**Given data**.
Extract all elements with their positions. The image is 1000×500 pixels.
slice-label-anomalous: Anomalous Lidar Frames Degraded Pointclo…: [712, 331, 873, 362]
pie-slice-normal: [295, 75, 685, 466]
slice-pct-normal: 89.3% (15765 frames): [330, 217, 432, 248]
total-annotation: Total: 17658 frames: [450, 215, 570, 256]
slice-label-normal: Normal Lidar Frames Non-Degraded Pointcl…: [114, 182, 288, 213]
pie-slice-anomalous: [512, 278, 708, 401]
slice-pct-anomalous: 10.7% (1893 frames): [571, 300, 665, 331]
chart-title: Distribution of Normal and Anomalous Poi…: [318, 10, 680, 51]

**Exercise description**. Reproduce every item above line for line, with no changes.

**Worked solution**.
Extract all elements with their positions. The image is 1000×500 pixels.
slice-label-anomalous: Anomalous Lidar Frames Degraded Pointclo…: [712, 331, 873, 362]
pie-slice-normal: [295, 75, 685, 466]
slice-pct-normal: 89.3% (15765 frames): [330, 217, 432, 248]
total-annotation: Total: 17658 frames: [450, 215, 570, 256]
slice-label-normal: Normal Lidar Frames Non-Degraded Pointcl…: [114, 182, 288, 213]
pie-slice-anomalous: [512, 278, 708, 401]
slice-pct-anomalous: 10.7% (1893 frames): [571, 300, 665, 331]
chart-title: Distribution of Normal and Anomalous Poi…: [318, 10, 680, 51]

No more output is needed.